> _EXERCISE REQUIREMENTS_:
Retype the full set of records. Keep every character identical.

> _DATA FOR THIS TASK_:
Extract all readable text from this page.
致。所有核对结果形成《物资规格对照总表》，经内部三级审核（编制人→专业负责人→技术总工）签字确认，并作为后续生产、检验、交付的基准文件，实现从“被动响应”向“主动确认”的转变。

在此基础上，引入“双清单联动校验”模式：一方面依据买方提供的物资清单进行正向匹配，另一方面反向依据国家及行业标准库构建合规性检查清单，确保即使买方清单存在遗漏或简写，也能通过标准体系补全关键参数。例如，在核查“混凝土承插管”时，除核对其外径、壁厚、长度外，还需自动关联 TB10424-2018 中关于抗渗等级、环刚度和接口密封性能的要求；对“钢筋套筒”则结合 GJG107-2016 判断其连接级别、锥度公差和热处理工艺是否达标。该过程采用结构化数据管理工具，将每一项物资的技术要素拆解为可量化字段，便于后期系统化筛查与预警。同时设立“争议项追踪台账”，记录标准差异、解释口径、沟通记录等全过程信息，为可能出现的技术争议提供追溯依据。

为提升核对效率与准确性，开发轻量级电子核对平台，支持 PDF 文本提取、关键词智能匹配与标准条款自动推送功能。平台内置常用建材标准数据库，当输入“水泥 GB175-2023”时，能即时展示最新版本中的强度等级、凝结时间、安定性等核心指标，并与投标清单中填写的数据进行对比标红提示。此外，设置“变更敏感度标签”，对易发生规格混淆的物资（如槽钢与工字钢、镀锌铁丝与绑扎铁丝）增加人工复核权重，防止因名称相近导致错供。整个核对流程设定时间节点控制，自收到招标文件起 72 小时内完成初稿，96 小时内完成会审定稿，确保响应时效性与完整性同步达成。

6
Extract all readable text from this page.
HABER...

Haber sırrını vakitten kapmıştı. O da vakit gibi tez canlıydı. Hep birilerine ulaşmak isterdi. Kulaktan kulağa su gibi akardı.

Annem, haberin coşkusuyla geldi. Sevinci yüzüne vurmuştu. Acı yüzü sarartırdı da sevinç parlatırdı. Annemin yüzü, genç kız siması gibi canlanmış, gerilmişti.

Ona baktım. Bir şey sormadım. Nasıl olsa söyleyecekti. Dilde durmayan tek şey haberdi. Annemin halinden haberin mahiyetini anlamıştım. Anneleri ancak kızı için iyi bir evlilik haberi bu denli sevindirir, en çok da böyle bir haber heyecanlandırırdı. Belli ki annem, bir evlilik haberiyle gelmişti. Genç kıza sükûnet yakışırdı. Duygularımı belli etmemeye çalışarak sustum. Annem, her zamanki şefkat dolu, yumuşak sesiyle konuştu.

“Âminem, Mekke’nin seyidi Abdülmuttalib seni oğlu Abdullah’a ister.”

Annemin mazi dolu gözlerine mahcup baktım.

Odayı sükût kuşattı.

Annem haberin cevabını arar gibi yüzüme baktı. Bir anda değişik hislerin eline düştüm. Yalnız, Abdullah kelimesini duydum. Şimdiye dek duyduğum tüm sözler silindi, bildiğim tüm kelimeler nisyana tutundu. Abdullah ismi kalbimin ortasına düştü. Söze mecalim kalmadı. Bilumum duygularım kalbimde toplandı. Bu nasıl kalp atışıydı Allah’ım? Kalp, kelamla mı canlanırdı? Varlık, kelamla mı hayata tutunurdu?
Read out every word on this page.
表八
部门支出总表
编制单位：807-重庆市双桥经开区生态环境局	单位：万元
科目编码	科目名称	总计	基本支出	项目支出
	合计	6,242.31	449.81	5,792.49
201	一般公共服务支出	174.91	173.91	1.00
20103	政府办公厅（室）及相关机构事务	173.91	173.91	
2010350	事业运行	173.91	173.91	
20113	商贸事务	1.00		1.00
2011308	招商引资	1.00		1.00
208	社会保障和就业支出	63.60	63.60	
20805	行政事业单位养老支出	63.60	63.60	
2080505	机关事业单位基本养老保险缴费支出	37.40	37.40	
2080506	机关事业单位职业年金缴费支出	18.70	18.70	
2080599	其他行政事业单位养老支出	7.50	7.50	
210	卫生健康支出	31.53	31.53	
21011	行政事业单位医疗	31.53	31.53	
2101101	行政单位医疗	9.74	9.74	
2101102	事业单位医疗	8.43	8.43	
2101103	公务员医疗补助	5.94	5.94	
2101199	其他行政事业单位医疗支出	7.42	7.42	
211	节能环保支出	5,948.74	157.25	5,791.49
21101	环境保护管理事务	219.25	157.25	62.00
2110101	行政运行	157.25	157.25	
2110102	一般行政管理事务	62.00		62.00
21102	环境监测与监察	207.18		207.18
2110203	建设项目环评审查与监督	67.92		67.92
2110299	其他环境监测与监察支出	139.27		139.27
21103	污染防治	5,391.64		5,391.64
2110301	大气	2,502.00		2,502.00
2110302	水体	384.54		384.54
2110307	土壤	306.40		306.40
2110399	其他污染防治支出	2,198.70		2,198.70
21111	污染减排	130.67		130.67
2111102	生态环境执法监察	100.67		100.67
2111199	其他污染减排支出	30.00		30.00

> _ANSWER TO THIS TASK_:
Extract all readable text from this page.
致。所有核对结果形成《物资规格对照总表》，经内部三级审核（编制人→专业负责人→技术总工）签字确认，并作为后续生产、检验、交付的基准文件，实现从“被动响应”向“主动确认”的转变。

在此基础上，引入“双清单联动校验”模式：一方面依据买方提供的物资清单进行正向匹配，另一方面反向依据国家及行业标准库构建合规性检查清单，确保即使买方清单存在遗漏或简写，也能通过标准体系补全关键参数。例如，在核查“混凝土承插管”时，除核对其外径、壁厚、长度外，还需自动关联 TB10424-2018 中关于抗渗等级、环刚度和接口密封性能的要求；对“钢筋套筒”则结合 GJG107-2016 判断其连接级别、锥度公差和热处理工艺是否达标。该过程采用结构化数据管理工具，将每一项物资的技术要素拆解为可量化字段，便于后期系统化筛查与预警。同时设立“争议项追踪台账”，记录标准差异、解释口径、沟通记录等全过程信息，为可能出现的技术争议提供追溯依据。

为提升核对效率与准确性，开发轻量级电子核对平台，支持 PDF 文本提取、关键词智能匹配与标准条款自动推送功能。平台内置常用建材标准数据库，当输入“水泥 GB175-2023”时，能即时展示最新版本中的强度等级、凝结时间、安定性等核心指标，并与投标清单中填写的数据进行对比标红提示。此外，设置“变更敏感度标签”，对易发生规格混淆的物资（如槽钢与工字钢、镀锌铁丝与绑扎铁丝）增加人工复核权重，防止因名称相近导致错供。整个核对流程设定时间节点控制，自收到招标文件起 72 小时内完成初稿，96 小时内完成会审定稿，确保响应时效性与完整性同步达成。

6
Extract all readable text from this page.
HABER...

Haber sırrını vakitten kapmıştı. O da vakit gibi tez canlıydı. Hep birilerine ulaşmak isterdi. Kulaktan kulağa su gibi akardı.

Annem, haberin coşkusuyla geldi. Sevinci yüzüne vurmuştu. Acı yüzü sarartırdı da sevinç parlatırdı. Annemin yüzü, genç kız siması gibi canlanmış, gerilmişti.

Ona baktım. Bir şey sormadım. Nasıl olsa söyleyecekti. Dilde durmayan tek şey haberdi. Annemin halinden haberin mahiyetini anlamıştım. Anneleri ancak kızı için iyi bir evlilik haberi bu denli sevindirir, en çok da böyle bir haber heyecanlandırırdı. Belli ki annem, bir evlilik haberiyle gelmişti. Genç kıza sükûnet yakışırdı. Duygularımı belli etmemeye çalışarak sustum. Annem, her zamanki şefkat dolu, yumuşak sesiyle konuştu.

“Âminem, Mekke’nin seyidi Abdülmuttalib seni oğlu Abdullah’a ister.”

Annemin mazi dolu gözlerine mahcup baktım.

Odayı sükût kuşattı.

Annem haberin cevabını arar gibi yüzüme baktı. Bir anda değişik hislerin eline düştüm. Yalnız, Abdullah kelimesini duydum. Şimdiye dek duyduğum tüm sözler silindi, bildiğim tüm kelimeler nisyana tutundu. Abdullah ismi kalbimin ortasına düştü. Söze mecalim kalmadı. Bilumum duygularım kalbimde toplandı. Bu nasıl kalp atışıydı Allah’ım? Kalp, kelamla mı canlanırdı? Varlık, kelamla mı hayata tutunurdu?
Read out every word on this page.
表八
部门支出总表
编制单位：807-重庆市双桥经开区生态环境局	单位：万元
科目编码	科目名称	总计	基本支出	项目支出
	合计	6,242.31	449.81	5,792.49
201	一般公共服务支出	174.91	173.91	1.00
20103	政府办公厅（室）及相关机构事务	173.91	173.91	
2010350	事业运行	173.91	173.91	
20113	商贸事务	1.00		1.00
2011308	招商引资	1.00		1.00
208	社会保障和就业支出	63.60	63.60	
20805	行政事业单位养老支出	63.60	63.60	
2080505	机关事业单位基本养老保险缴费支出	37.40	37.40	
2080506	机关事业单位职业年金缴费支出	18.70	18.70	
2080599	其他行政事业单位养老支出	7.50	7.50	
210	卫生健康支出	31.53	31.53	
21011	行政事业单位医疗	31.53	31.53	
2101101	行政单位医疗	9.74	9.74	
2101102	事业单位医疗	8.43	8.43	
2101103	公务员医疗补助	5.94	5.94	
2101199	其他行政事业单位医疗支出	7.42	7.42	
211	节能环保支出	5,948.74	157.25	5,791.49
21101	环境保护管理事务	219.25	157.25	62.00
2110101	行政运行	157.25	157.25	
2110102	一般行政管理事务	62.00		62.00
21102	环境监测与监察	207.18		207.18
2110203	建设项目环评审查与监督	67.92		67.92
2110299	其他环境监测与监察支出	139.27		139.27
21103	污染防治	5,391.64		5,391.64
2110301	大气	2,502.00		2,502.00
2110302	水体	384.54		384.54
2110307	土壤	306.40		306.40
2110399	其他污染防治支出	2,198.70		2,198.70
21111	污染减排	130.67		130.67
2111102	生态环境执法监察	100.67		100.67
2111199	其他污染减排支出	30.00		30.00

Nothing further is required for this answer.